--- begin ---

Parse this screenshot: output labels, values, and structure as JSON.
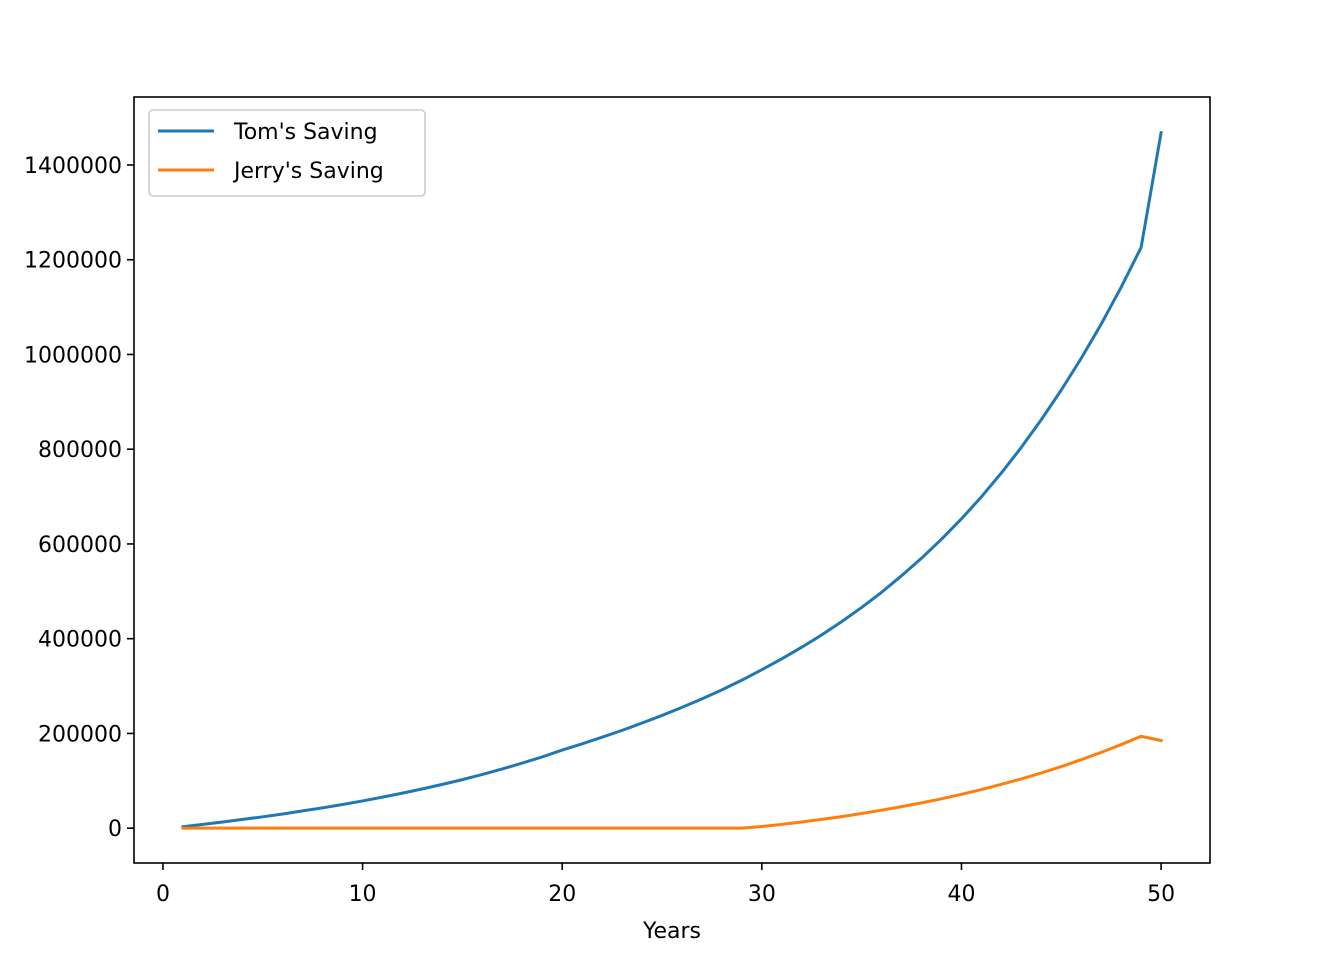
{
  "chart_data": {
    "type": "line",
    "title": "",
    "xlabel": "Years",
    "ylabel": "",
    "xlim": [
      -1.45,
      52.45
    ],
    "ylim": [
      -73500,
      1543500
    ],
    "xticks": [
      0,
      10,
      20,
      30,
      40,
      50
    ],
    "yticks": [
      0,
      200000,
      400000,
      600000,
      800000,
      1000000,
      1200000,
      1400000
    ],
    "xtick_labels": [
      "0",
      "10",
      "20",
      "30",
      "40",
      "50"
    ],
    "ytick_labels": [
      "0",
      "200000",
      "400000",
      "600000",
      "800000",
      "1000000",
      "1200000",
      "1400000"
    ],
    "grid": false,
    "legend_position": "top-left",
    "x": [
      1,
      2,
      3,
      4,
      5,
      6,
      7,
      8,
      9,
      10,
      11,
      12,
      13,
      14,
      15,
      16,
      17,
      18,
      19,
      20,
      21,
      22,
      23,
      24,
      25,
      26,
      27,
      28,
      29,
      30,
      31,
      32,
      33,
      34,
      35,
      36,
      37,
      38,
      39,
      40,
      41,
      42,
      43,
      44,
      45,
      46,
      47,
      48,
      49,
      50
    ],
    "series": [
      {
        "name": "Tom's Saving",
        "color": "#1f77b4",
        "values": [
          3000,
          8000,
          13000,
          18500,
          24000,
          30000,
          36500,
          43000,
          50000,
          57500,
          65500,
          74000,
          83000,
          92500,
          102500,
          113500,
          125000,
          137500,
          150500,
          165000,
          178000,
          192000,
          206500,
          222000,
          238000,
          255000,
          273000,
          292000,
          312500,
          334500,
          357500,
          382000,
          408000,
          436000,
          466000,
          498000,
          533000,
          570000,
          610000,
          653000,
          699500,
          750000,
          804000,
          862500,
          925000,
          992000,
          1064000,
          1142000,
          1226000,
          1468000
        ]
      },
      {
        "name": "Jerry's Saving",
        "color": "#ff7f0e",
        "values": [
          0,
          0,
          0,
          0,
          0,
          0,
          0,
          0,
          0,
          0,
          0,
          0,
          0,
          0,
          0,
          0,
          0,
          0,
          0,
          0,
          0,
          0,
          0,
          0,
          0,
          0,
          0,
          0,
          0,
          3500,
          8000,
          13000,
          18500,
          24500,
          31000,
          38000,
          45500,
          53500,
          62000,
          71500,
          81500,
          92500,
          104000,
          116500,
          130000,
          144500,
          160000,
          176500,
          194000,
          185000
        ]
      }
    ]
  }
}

--- end ---

**Aim of the exercise**.
Using the listing above, pull out all lines that hold the word "Saving".

**Exercise answer**.
        "name": "Tom's Saving",
        "name": "Jerry's Saving",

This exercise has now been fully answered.